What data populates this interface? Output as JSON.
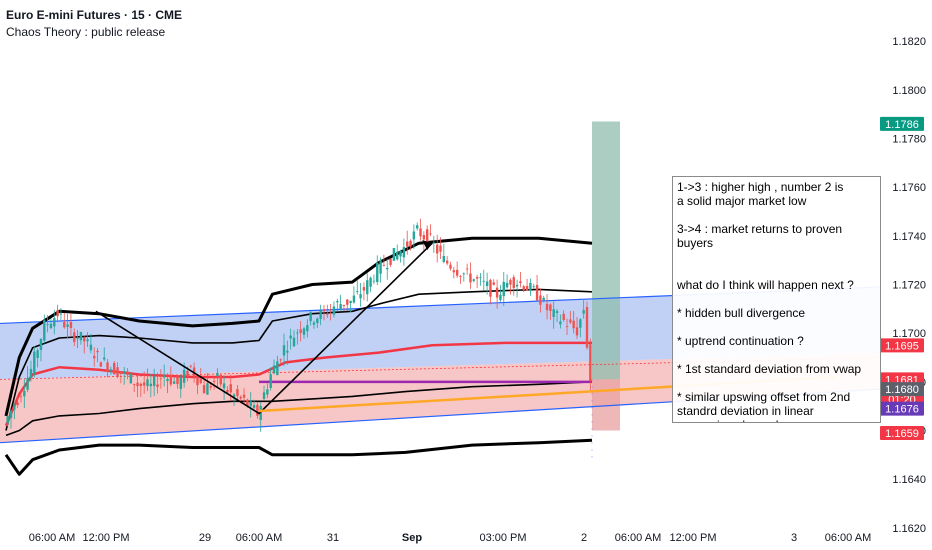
{
  "header": {
    "title": "Euro E-mini Futures · 15 · CME",
    "subtitle": "Chaos Theory : public release"
  },
  "colors": {
    "upper_channel_fill": "#9fb8f0",
    "lower_channel_fill": "#f2a9a9",
    "channel_line": "#2962ff",
    "vwap_red": "#f23645",
    "vwap_purple": "#9c27b0",
    "bands": "#000000",
    "trend_orange": "#ffa726",
    "projection": "#8fbcad",
    "candle_up": "#26a69a",
    "candle_down": "#ef5350"
  },
  "chart_data": {
    "type": "candlestick",
    "y_axis": {
      "ylim": [
        1.1615,
        1.1832
      ],
      "ticks": [
        "1.1820",
        "1.1800",
        "1.1780",
        "1.1760",
        "1.1740",
        "1.1720",
        "1.1700",
        "1.1680",
        "1.1660",
        "1.1640",
        "1.1620"
      ],
      "grid": false,
      "price_badges": [
        {
          "label": "1.1786",
          "value": 1.1786,
          "color": "#089981"
        },
        {
          "label": "1.1695",
          "value": 1.1695,
          "color": "#f23645"
        },
        {
          "label": "1.1681",
          "value": 1.1681,
          "color": "#f23645"
        },
        {
          "label": "01:20",
          "value": 1.1673,
          "color": "#f23645"
        },
        {
          "label": "1.1680",
          "value": 1.1677,
          "color": "#5d606b"
        },
        {
          "label": "1.1676",
          "value": 1.1669,
          "color": "#673ab7"
        },
        {
          "label": "1.1659",
          "value": 1.1659,
          "color": "#f23645"
        }
      ]
    },
    "x_axis": {
      "ticks": [
        "06:00 AM",
        "12:00 PM",
        "29",
        "06:00 AM",
        "31",
        "Sep",
        "03:00 PM",
        "2",
        "06:00 AM",
        "12:00 PM",
        "3",
        "06:00 AM"
      ],
      "bold": [
        "Sep"
      ]
    },
    "price_path": [
      [
        0,
        1.1663
      ],
      [
        4,
        1.1673
      ],
      [
        8,
        1.1685
      ],
      [
        12,
        1.1703
      ],
      [
        16,
        1.1708
      ],
      [
        20,
        1.17
      ],
      [
        24,
        1.1697
      ],
      [
        28,
        1.169
      ],
      [
        32,
        1.1686
      ],
      [
        36,
        1.1683
      ],
      [
        40,
        1.1679
      ],
      [
        44,
        1.1678
      ],
      [
        48,
        1.1683
      ],
      [
        52,
        1.1679
      ],
      [
        56,
        1.1686
      ],
      [
        60,
        1.1677
      ],
      [
        64,
        1.1681
      ],
      [
        68,
        1.1675
      ],
      [
        72,
        1.1672
      ],
      [
        76,
        1.1667
      ],
      [
        80,
        1.1683
      ],
      [
        84,
        1.1694
      ],
      [
        88,
        1.1701
      ],
      [
        92,
        1.1706
      ],
      [
        96,
        1.1708
      ],
      [
        100,
        1.1712
      ],
      [
        104,
        1.1713
      ],
      [
        108,
        1.1718
      ],
      [
        112,
        1.1726
      ],
      [
        116,
        1.1731
      ],
      [
        120,
        1.1735
      ],
      [
        124,
        1.1742
      ],
      [
        128,
        1.1738
      ],
      [
        132,
        1.173
      ],
      [
        136,
        1.1726
      ],
      [
        140,
        1.1723
      ],
      [
        144,
        1.172
      ],
      [
        148,
        1.1716
      ],
      [
        152,
        1.1722
      ],
      [
        156,
        1.172
      ],
      [
        160,
        1.1716
      ],
      [
        164,
        1.1708
      ],
      [
        168,
        1.1705
      ],
      [
        172,
        1.1701
      ],
      [
        174,
        1.171
      ],
      [
        176,
        1.1681
      ]
    ],
    "series": [
      {
        "name": "1",
        "values": [
          [
            0,
            1.168
          ]
        ]
      }
    ],
    "chart_labels": [],
    "annotations": {
      "note_lines": [
        "1->3 : higher high , number 2 is",
        "a solid major market low",
        "",
        "3->4 : market returns to proven",
        "buyers",
        "",
        "",
        "what do I think will happen next ?",
        "",
        "* hidden bull divergence",
        "",
        "* uptrend continuation ?",
        "",
        "* 1st standard deviation from vwap",
        "",
        "* similar upswing offset from 2nd",
        "standrd deviation in linear",
        "regression channel"
      ]
    }
  }
}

[PROBLEM TO WORK ON] Gather up every line in the data above that contains the word "from", copying each one.

[OUTPUT FOR THIS EXERCISE]
        "* 1st standard deviation from vwap",
        "* similar upswing offset from 2nd",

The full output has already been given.